▶ **Task to complete**:
Reproduce the rows below verbatim, line by line, omitting the picture placeholders.

▶ **Information provided**:

━━━

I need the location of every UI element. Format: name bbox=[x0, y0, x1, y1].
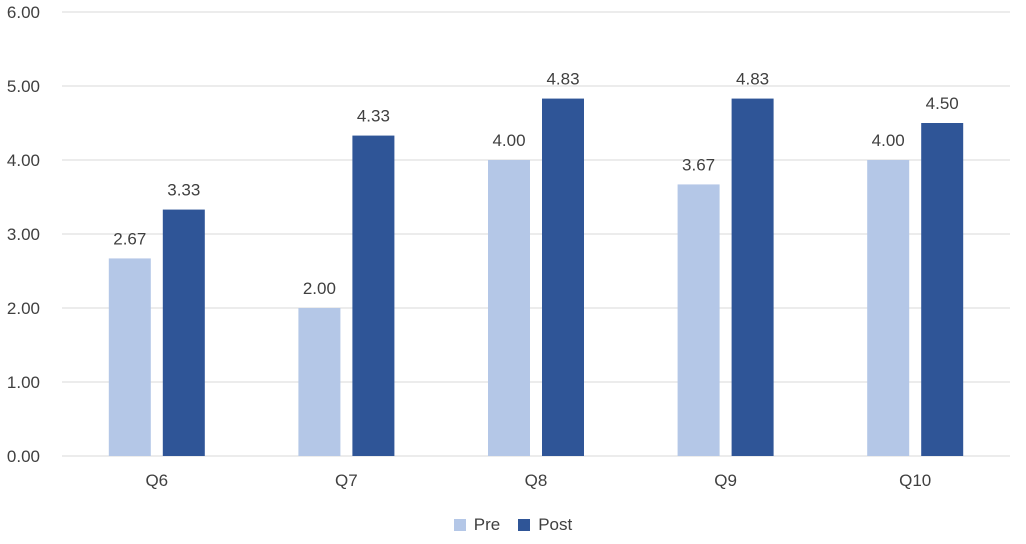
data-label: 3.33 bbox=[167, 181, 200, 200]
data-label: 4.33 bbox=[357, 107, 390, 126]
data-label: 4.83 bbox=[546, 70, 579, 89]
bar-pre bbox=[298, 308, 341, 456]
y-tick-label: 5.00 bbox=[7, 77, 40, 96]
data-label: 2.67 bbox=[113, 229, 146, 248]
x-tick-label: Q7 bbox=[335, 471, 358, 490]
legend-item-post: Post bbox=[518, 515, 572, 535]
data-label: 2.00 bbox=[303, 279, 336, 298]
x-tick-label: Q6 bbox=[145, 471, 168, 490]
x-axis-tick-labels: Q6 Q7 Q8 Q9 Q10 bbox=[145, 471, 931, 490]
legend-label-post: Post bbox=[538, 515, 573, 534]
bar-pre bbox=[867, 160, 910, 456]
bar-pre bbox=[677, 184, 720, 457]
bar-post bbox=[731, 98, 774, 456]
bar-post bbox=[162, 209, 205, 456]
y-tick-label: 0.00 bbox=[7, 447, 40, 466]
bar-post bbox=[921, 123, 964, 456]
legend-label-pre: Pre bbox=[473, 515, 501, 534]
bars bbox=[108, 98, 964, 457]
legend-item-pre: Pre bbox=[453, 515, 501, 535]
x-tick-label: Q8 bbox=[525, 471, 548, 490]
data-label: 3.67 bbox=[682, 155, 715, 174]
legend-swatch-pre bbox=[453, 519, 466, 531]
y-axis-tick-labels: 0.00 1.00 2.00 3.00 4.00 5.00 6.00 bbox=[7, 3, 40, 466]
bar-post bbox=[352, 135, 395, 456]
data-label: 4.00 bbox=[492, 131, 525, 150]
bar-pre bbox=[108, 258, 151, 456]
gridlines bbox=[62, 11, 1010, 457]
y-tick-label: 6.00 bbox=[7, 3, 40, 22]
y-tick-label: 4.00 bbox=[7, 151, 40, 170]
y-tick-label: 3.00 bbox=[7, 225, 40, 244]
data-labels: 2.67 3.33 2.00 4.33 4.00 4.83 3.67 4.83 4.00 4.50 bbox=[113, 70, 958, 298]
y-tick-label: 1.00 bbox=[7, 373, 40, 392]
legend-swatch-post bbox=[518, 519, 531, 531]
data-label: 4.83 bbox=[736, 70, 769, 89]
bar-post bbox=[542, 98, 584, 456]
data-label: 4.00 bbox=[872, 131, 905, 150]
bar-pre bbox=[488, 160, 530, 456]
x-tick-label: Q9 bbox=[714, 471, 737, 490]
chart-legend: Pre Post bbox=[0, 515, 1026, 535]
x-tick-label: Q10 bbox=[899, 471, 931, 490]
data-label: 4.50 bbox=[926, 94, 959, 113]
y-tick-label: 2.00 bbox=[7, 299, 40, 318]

━━━

▶ **Solution to this task**:
I need the location of every UI element. Format: name bbox=[x0, y0, x1, y1].
data-label: 3.33 bbox=[167, 181, 200, 200]
data-label: 4.33 bbox=[357, 107, 390, 126]
data-label: 4.83 bbox=[546, 70, 579, 89]
bar-pre bbox=[298, 308, 341, 456]
y-tick-label: 5.00 bbox=[7, 77, 40, 96]
data-label: 2.67 bbox=[113, 229, 146, 248]
x-tick-label: Q7 bbox=[335, 471, 358, 490]
legend-item-post: Post bbox=[518, 515, 572, 535]
data-label: 2.00 bbox=[303, 279, 336, 298]
x-tick-label: Q6 bbox=[145, 471, 168, 490]
x-axis-tick-labels: Q6 Q7 Q8 Q9 Q10 bbox=[145, 471, 931, 490]
legend-label-post: Post bbox=[538, 515, 573, 534]
bar-pre bbox=[867, 160, 910, 456]
bar-pre bbox=[677, 184, 720, 457]
bar-post bbox=[731, 98, 774, 456]
bar-post bbox=[162, 209, 205, 456]
y-tick-label: 0.00 bbox=[7, 447, 40, 466]
bar-post bbox=[921, 123, 964, 456]
legend-label-pre: Pre bbox=[473, 515, 501, 534]
bars bbox=[108, 98, 964, 457]
legend-item-pre: Pre bbox=[453, 515, 501, 535]
x-tick-label: Q8 bbox=[525, 471, 548, 490]
data-label: 3.67 bbox=[682, 155, 715, 174]
legend-swatch-pre bbox=[453, 519, 466, 531]
y-axis-tick-labels: 0.00 1.00 2.00 3.00 4.00 5.00 6.00 bbox=[7, 3, 40, 466]
bar-post bbox=[352, 135, 395, 456]
data-label: 4.00 bbox=[492, 131, 525, 150]
bar-pre bbox=[108, 258, 151, 456]
gridlines bbox=[62, 11, 1010, 457]
y-tick-label: 6.00 bbox=[7, 3, 40, 22]
y-tick-label: 4.00 bbox=[7, 151, 40, 170]
y-tick-label: 3.00 bbox=[7, 225, 40, 244]
data-labels: 2.67 3.33 2.00 4.33 4.00 4.83 3.67 4.83 4.00 4.50 bbox=[113, 70, 958, 298]
y-tick-label: 1.00 bbox=[7, 373, 40, 392]
legend-swatch-post bbox=[518, 519, 531, 531]
data-label: 4.83 bbox=[736, 70, 769, 89]
bar-post bbox=[542, 98, 584, 456]
data-label: 4.00 bbox=[872, 131, 905, 150]
bar-pre bbox=[488, 160, 530, 456]
x-tick-label: Q9 bbox=[714, 471, 737, 490]
chart-legend: Pre Post bbox=[0, 515, 1026, 535]
x-tick-label: Q10 bbox=[899, 471, 931, 490]
data-label: 4.50 bbox=[926, 94, 959, 113]
y-tick-label: 2.00 bbox=[7, 299, 40, 318]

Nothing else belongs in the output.